- **Stated task**: How many of the lines that follow contain the word "按照学校规定"? Give only the number.

- **Entries provided**:

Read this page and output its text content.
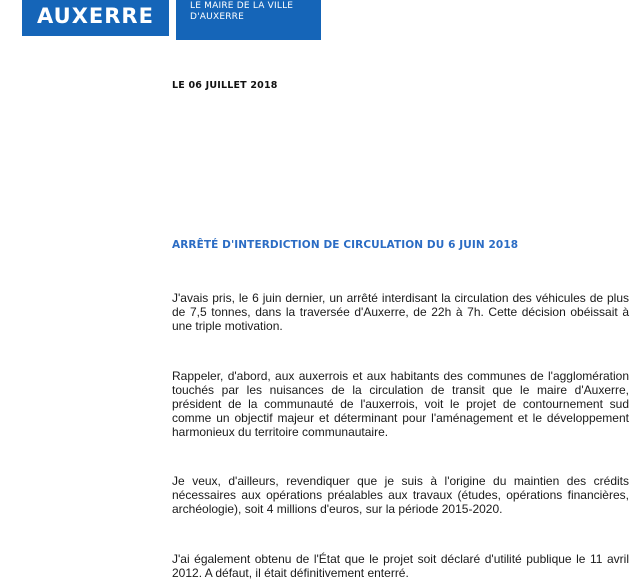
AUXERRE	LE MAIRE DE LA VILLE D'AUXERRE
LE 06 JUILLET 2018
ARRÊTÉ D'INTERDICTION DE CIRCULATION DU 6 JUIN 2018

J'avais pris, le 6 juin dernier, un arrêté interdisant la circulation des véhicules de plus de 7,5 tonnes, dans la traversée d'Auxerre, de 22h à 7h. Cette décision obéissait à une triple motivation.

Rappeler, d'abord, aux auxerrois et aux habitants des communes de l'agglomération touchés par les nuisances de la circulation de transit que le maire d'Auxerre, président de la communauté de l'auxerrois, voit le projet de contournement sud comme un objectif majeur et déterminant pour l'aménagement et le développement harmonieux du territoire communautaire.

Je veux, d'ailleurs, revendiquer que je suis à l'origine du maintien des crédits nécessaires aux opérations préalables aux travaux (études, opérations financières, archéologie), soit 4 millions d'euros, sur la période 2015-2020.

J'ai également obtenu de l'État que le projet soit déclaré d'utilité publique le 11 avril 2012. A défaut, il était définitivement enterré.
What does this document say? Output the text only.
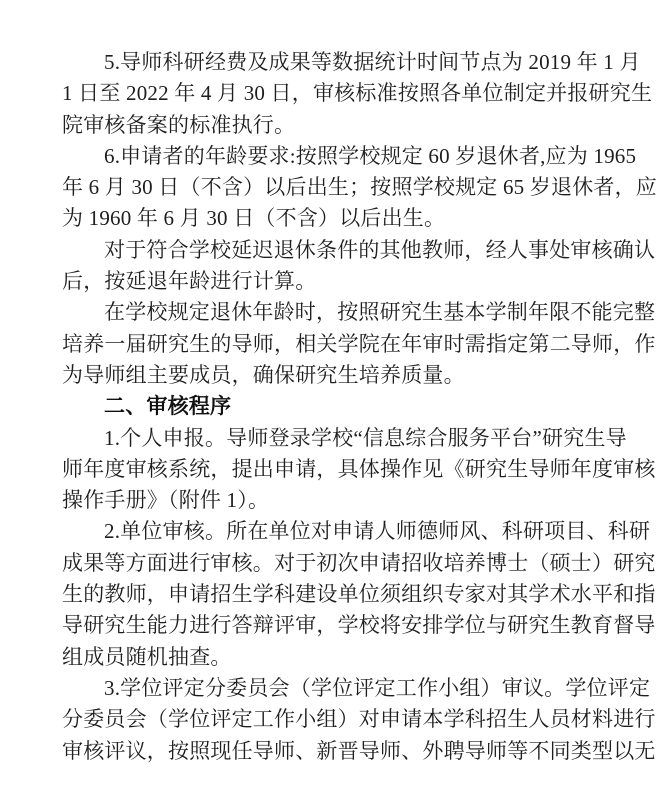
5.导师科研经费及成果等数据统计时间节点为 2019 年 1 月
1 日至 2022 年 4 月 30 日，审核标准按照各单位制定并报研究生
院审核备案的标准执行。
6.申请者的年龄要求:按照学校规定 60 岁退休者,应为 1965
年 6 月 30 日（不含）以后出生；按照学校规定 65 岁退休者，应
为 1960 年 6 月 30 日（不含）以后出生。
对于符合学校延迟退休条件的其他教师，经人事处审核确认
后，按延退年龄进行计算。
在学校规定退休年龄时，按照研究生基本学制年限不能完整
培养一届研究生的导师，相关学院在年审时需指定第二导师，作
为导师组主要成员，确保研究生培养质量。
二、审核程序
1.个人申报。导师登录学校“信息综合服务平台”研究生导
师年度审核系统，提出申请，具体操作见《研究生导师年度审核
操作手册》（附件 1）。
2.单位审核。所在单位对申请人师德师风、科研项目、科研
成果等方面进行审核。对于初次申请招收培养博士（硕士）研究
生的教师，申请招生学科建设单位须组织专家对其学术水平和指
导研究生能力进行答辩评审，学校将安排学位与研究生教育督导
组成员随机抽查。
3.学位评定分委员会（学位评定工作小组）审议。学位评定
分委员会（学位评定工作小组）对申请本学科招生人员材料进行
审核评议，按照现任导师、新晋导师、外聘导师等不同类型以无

--

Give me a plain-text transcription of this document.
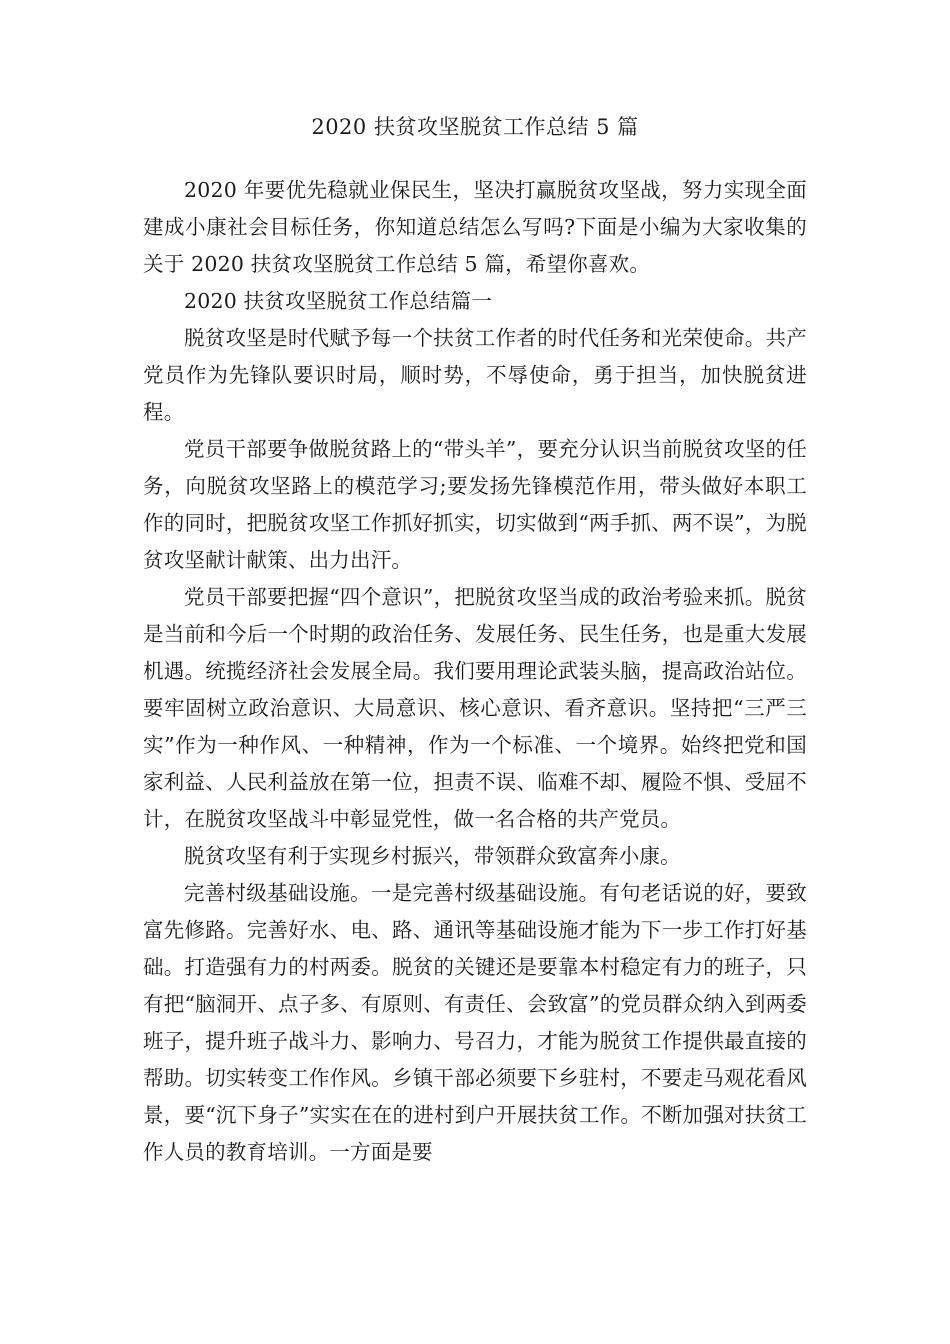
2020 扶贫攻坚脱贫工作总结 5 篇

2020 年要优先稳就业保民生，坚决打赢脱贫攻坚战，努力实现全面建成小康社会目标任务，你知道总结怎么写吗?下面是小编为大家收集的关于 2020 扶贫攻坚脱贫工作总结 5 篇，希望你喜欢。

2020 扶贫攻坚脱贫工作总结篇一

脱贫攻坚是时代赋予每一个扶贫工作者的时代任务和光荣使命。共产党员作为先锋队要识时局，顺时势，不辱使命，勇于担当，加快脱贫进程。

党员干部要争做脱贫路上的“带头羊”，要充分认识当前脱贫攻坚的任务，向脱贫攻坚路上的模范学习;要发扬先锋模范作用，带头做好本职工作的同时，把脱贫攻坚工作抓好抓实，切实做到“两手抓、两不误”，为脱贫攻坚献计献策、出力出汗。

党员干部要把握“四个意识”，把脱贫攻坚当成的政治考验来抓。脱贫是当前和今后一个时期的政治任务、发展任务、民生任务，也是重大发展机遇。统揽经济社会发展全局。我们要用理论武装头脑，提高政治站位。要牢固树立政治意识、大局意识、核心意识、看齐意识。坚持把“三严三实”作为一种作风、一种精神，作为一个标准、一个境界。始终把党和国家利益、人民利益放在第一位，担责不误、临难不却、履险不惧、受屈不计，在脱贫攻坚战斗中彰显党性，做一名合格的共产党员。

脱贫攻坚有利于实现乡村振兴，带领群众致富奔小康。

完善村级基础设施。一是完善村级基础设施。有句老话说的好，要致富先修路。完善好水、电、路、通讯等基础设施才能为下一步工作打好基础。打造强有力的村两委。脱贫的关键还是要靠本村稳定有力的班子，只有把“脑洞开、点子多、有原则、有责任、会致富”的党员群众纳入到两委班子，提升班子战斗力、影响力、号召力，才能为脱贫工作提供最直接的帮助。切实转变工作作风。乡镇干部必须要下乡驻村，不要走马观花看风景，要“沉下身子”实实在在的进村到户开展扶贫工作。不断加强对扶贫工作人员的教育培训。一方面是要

...

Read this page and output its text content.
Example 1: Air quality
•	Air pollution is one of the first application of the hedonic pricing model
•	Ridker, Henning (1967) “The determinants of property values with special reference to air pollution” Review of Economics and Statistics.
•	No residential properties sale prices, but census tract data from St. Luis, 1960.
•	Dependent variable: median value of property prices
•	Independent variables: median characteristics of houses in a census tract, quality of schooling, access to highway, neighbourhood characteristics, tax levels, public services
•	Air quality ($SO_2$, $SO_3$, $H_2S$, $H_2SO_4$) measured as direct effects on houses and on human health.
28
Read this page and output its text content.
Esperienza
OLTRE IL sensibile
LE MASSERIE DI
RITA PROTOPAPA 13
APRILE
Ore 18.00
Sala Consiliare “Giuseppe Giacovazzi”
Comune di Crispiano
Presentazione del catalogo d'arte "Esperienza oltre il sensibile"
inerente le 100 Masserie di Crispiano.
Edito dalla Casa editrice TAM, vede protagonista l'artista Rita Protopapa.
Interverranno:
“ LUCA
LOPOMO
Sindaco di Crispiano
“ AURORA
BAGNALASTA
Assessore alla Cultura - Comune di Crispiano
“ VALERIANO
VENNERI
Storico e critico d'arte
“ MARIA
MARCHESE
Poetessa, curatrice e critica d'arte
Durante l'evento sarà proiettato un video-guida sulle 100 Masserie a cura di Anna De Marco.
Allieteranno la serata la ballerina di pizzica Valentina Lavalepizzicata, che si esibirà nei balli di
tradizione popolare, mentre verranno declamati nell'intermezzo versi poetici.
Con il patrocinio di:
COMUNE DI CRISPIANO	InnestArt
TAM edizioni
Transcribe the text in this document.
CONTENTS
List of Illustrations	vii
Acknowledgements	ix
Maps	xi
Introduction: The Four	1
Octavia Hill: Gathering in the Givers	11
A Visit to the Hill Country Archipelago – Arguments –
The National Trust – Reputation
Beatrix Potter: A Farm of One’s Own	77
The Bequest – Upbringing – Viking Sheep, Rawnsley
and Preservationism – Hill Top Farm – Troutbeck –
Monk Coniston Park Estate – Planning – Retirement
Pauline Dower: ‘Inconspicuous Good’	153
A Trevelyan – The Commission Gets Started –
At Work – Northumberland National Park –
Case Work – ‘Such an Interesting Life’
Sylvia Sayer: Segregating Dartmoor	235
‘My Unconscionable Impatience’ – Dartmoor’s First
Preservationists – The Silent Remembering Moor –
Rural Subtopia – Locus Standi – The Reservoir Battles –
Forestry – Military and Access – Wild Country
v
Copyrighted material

- **Correct answer**: 2